**SUPPLIED DATA:**
- - -
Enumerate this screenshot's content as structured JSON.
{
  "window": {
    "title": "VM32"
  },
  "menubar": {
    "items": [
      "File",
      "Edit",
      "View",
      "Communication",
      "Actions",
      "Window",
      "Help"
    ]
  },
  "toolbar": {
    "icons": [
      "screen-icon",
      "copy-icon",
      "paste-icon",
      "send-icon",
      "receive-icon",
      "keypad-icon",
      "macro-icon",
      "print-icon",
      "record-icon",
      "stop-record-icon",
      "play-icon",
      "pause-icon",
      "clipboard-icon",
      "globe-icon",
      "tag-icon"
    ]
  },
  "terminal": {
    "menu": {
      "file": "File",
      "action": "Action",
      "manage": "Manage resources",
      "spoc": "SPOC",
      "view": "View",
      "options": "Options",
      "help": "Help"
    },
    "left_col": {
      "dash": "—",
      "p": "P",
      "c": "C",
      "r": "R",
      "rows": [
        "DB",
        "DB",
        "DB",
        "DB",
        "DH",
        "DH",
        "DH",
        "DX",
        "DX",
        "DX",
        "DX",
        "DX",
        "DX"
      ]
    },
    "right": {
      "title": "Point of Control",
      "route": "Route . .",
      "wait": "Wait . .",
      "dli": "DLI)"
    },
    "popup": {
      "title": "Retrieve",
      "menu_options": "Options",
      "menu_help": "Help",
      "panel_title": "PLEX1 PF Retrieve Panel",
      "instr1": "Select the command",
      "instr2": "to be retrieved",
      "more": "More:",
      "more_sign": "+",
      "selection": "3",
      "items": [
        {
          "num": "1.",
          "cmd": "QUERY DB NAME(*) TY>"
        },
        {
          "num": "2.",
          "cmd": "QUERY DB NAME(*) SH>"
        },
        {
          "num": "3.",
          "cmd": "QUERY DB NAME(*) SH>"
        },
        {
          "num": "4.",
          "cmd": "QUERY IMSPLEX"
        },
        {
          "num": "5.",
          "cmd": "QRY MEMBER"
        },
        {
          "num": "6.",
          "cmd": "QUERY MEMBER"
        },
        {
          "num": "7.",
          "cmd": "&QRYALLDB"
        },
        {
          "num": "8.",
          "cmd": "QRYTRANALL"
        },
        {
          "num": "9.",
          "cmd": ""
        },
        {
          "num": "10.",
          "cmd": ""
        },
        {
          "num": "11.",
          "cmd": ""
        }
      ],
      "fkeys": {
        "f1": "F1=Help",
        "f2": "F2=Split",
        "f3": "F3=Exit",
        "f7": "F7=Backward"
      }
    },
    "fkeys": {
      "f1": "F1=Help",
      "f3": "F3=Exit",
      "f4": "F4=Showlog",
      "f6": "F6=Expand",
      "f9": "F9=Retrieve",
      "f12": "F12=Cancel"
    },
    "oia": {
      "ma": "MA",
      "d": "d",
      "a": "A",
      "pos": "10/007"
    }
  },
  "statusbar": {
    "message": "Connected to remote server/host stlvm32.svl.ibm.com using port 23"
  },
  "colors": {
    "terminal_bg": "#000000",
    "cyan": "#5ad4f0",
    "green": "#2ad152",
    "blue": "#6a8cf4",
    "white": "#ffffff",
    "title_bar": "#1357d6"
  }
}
- - -
**AIM:**
Take the entries above and transcribe them in full.

**SOLUTION FOR THIS PROBLEM:**
Enumerate this screenshot's content as structured JSON.
{
  "window": {
    "title": "VM32"
  },
  "menubar": {
    "items": [
      "File",
      "Edit",
      "View",
      "Communication",
      "Actions",
      "Window",
      "Help"
    ]
  },
  "toolbar": {
    "icons": [
      "screen-icon",
      "copy-icon",
      "paste-icon",
      "send-icon",
      "receive-icon",
      "keypad-icon",
      "macro-icon",
      "print-icon",
      "record-icon",
      "stop-record-icon",
      "play-icon",
      "pause-icon",
      "clipboard-icon",
      "globe-icon",
      "tag-icon"
    ]
  },
  "terminal": {
    "menu": {
      "file": "File",
      "action": "Action",
      "manage": "Manage resources",
      "spoc": "SPOC",
      "view": "View",
      "options": "Options",
      "help": "Help"
    },
    "left_col": {
      "dash": "—",
      "p": "P",
      "c": "C",
      "r": "R",
      "rows": [
        "DB",
        "DB",
        "DB",
        "DB",
        "DH",
        "DH",
        "DH",
        "DX",
        "DX",
        "DX",
        "DX",
        "DX",
        "DX"
      ]
    },
    "right": {
      "title": "Point of Control",
      "route": "Route . .",
      "wait": "Wait . .",
      "dli": "DLI)"
    },
    "popup": {
      "title": "Retrieve",
      "menu_options": "Options",
      "menu_help": "Help",
      "panel_title": "PLEX1 PF Retrieve Panel",
      "instr1": "Select the command",
      "instr2": "to be retrieved",
      "more": "More:",
      "more_sign": "+",
      "selection": "3",
      "items": [
        {
          "num": "1.",
          "cmd": "QUERY DB NAME(*) TY>"
        },
        {
          "num": "2.",
          "cmd": "QUERY DB NAME(*) SH>"
        },
        {
          "num": "3.",
          "cmd": "QUERY DB NAME(*) SH>"
        },
        {
          "num": "4.",
          "cmd": "QUERY IMSPLEX"
        },
        {
          "num": "5.",
          "cmd": "QRY MEMBER"
        },
        {
          "num": "6.",
          "cmd": "QUERY MEMBER"
        },
        {
          "num": "7.",
          "cmd": "&QRYALLDB"
        },
        {
          "num": "8.",
          "cmd": "QRYTRANALL"
        },
        {
          "num": "9.",
          "cmd": ""
        },
        {
          "num": "10.",
          "cmd": ""
        },
        {
          "num": "11.",
          "cmd": ""
        }
      ],
      "fkeys": {
        "f1": "F1=Help",
        "f2": "F2=Split",
        "f3": "F3=Exit",
        "f7": "F7=Backward"
      }
    },
    "fkeys": {
      "f1": "F1=Help",
      "f3": "F3=Exit",
      "f4": "F4=Showlog",
      "f6": "F6=Expand",
      "f9": "F9=Retrieve",
      "f12": "F12=Cancel"
    },
    "oia": {
      "ma": "MA",
      "d": "d",
      "a": "A",
      "pos": "10/007"
    }
  },
  "statusbar": {
    "message": "Connected to remote server/host stlvm32.svl.ibm.com using port 23"
  },
  "colors": {
    "terminal_bg": "#000000",
    "cyan": "#5ad4f0",
    "green": "#2ad152",
    "blue": "#6a8cf4",
    "white": "#ffffff",
    "title_bar": "#1357d6"
  }
}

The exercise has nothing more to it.